• [What is required]:
Using the entries that follow, collect the lines where the word "действий" appears.

>> start Exercise data

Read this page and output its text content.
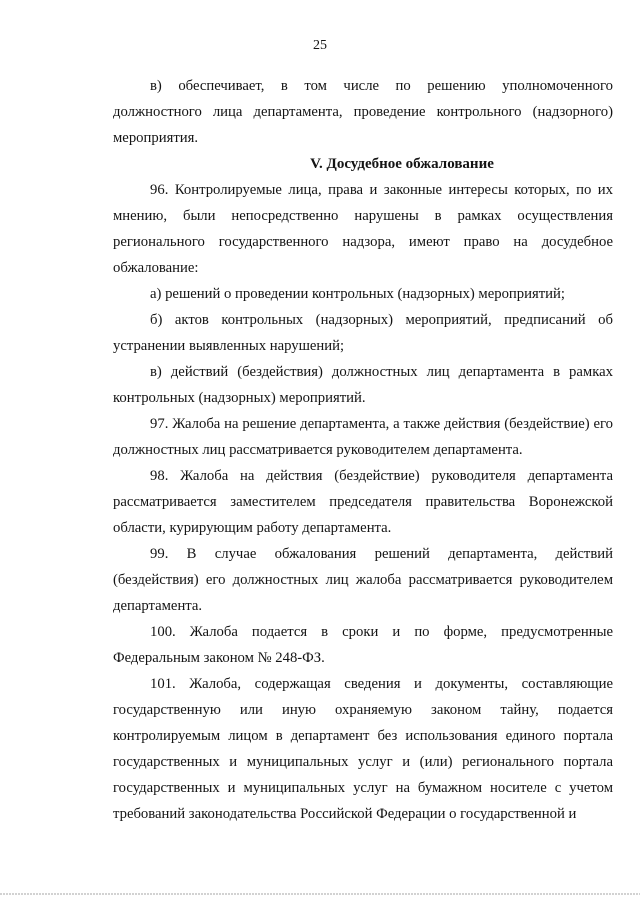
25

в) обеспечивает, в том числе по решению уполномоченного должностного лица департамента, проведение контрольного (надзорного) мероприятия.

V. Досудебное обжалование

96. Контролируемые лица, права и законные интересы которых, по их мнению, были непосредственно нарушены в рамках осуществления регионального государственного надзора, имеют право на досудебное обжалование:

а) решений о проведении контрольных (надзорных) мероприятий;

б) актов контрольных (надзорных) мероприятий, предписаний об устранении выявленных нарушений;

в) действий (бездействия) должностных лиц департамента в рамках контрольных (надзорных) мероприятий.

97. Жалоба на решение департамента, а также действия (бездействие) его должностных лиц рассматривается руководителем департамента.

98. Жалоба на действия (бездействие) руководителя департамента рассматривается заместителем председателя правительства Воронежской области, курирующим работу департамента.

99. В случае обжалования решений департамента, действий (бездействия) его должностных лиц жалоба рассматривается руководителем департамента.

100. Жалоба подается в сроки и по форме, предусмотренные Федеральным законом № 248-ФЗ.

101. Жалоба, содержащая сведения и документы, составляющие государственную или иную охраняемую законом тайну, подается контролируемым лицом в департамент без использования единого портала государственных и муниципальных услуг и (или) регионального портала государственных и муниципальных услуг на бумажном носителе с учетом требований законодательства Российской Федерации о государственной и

>> end Exercise data
>> start Exercise data

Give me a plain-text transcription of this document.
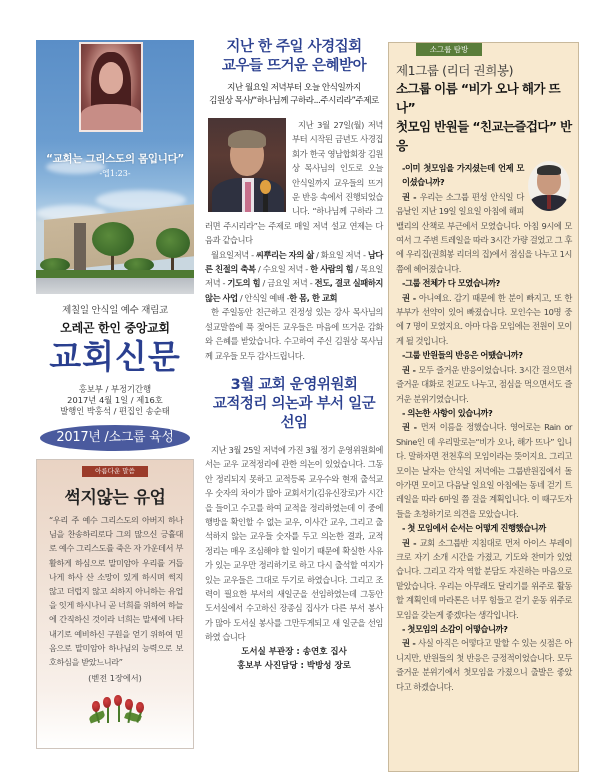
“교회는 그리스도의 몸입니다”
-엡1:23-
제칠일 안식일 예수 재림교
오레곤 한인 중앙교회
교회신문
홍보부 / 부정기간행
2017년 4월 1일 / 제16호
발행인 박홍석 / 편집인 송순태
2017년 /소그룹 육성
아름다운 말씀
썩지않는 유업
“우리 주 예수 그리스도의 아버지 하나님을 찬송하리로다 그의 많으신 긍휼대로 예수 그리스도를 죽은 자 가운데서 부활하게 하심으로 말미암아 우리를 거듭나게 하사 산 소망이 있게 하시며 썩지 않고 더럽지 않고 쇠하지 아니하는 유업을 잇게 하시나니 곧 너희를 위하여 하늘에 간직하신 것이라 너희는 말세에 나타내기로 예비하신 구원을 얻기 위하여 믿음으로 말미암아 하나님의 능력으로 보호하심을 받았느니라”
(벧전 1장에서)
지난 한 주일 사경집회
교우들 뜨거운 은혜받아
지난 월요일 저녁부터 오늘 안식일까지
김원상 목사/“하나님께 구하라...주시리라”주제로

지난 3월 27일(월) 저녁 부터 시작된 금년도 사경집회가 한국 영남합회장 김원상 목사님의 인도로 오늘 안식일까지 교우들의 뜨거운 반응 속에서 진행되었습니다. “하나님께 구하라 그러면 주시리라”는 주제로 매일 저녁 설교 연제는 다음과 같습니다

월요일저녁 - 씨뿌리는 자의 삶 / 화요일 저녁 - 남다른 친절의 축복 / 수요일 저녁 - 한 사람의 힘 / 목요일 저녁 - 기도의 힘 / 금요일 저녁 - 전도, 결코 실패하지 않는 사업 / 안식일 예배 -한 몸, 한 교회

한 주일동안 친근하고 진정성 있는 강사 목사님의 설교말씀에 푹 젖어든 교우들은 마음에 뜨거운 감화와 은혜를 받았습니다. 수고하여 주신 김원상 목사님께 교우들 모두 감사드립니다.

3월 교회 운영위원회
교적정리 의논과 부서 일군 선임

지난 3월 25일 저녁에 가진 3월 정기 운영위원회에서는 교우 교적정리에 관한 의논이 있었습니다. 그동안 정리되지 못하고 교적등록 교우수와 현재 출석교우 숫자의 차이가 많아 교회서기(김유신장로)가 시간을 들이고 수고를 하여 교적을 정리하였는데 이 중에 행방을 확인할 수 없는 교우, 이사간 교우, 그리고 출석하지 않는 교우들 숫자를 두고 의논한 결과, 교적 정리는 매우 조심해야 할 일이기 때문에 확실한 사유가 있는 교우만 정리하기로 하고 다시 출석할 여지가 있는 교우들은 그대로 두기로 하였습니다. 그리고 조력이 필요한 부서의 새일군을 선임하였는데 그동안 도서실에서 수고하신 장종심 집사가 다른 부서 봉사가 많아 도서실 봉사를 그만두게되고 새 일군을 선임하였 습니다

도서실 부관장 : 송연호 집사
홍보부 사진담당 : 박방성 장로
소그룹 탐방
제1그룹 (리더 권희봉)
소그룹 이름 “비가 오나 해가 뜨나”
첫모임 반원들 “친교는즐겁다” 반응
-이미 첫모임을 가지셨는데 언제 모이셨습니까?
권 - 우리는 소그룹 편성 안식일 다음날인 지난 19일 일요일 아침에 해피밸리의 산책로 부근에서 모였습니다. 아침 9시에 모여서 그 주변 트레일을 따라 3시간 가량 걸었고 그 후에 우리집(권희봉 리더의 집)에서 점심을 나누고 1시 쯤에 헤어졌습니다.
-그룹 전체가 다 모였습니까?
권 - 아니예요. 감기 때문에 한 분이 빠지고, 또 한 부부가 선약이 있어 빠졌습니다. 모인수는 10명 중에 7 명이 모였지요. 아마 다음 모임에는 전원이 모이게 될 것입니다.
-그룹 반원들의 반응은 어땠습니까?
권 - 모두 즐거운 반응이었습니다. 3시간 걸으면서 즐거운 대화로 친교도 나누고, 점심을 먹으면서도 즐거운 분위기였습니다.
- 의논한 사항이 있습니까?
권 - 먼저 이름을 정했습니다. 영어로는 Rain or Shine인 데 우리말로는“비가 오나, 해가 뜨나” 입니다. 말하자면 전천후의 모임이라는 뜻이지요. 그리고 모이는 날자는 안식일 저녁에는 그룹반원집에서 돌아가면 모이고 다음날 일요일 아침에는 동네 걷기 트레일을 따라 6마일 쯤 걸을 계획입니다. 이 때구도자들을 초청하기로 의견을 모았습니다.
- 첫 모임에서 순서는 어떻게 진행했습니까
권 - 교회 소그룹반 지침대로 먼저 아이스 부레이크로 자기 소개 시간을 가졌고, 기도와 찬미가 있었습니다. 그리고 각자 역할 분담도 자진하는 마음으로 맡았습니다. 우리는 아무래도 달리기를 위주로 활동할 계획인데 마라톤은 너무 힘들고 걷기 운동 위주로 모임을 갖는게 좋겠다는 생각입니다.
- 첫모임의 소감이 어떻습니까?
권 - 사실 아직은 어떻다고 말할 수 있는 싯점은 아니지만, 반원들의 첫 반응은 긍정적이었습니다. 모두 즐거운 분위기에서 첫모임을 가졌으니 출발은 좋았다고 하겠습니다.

>> end Exercise data

• [The completed task]:
в) действий (бездействия) должностных лиц департамента в рамках контрольных (надзорных) мероприятий.
99. В случае обжалования решений департамента, действий (бездействия) его должностных лиц жалоба рассматривается руководителем департамента.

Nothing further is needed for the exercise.